Copy, in full, each line of the material that holds the word "color".

■ ■ ■ ■ ■

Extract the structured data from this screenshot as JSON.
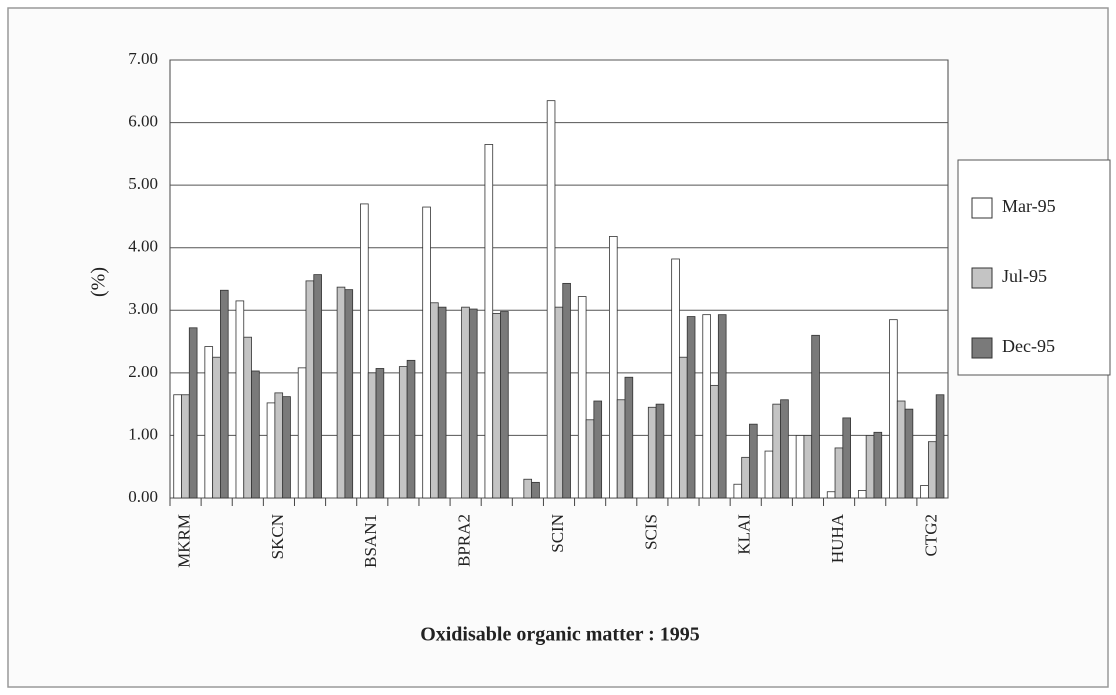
{
  "chart_data": {
    "type": "bar",
    "title": "Oxidisable organic matter : 1995",
    "y_label": "(%)",
    "categories": [
      "MKRM",
      null,
      null,
      "SKCN",
      null,
      null,
      "BSAN1",
      null,
      null,
      "BPRA2",
      null,
      null,
      "SCIN",
      null,
      null,
      "SCIS",
      null,
      null,
      "KLAI",
      null,
      null,
      "HUHA",
      null,
      null,
      "CTG2"
    ],
    "series": [
      {
        "name": "Mar-95",
        "color": "#ffffff",
        "values": [
          1.65,
          2.42,
          3.15,
          1.52,
          2.08,
          0,
          4.7,
          0,
          4.65,
          0,
          5.65,
          0,
          6.35,
          3.22,
          4.18,
          0,
          3.82,
          2.93,
          0.22,
          0.75,
          1.0,
          0.1,
          0.12,
          2.85,
          0.2
        ]
      },
      {
        "name": "Jul-95",
        "color": "#c4c4c4",
        "values": [
          1.65,
          2.25,
          2.57,
          1.68,
          3.47,
          3.37,
          2.0,
          2.1,
          3.12,
          3.05,
          2.95,
          0.3,
          3.05,
          1.25,
          1.57,
          1.45,
          2.25,
          1.8,
          0.65,
          1.5,
          1.0,
          0.8,
          1.0,
          1.55,
          0.9
        ]
      },
      {
        "name": "Dec-95",
        "color": "#7a7a7a",
        "values": [
          2.72,
          3.32,
          2.03,
          1.62,
          3.57,
          3.33,
          2.07,
          2.2,
          3.05,
          3.02,
          2.98,
          0.25,
          3.43,
          1.55,
          1.93,
          1.5,
          2.9,
          2.93,
          1.18,
          1.57,
          2.6,
          1.28,
          1.05,
          1.42,
          1.65
        ]
      }
    ],
    "ylim": [
      0,
      7
    ],
    "yticks": [
      {
        "value": 0,
        "label": "0.00"
      },
      {
        "value": 1,
        "label": "1.00"
      },
      {
        "value": 2,
        "label": "2.00"
      },
      {
        "value": 3,
        "label": "3.00"
      },
      {
        "value": 4,
        "label": "4.00"
      },
      {
        "value": 5,
        "label": "5.00"
      },
      {
        "value": 6,
        "label": "6.00"
      },
      {
        "value": 7,
        "label": "7.00"
      }
    ],
    "grid": true,
    "legend": "right"
  }
}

■ ■ ■ ■ ■

Output of the exercise >>
        "color": "#ffffff",
        "color": "#c4c4c4",
        "color": "#7a7a7a",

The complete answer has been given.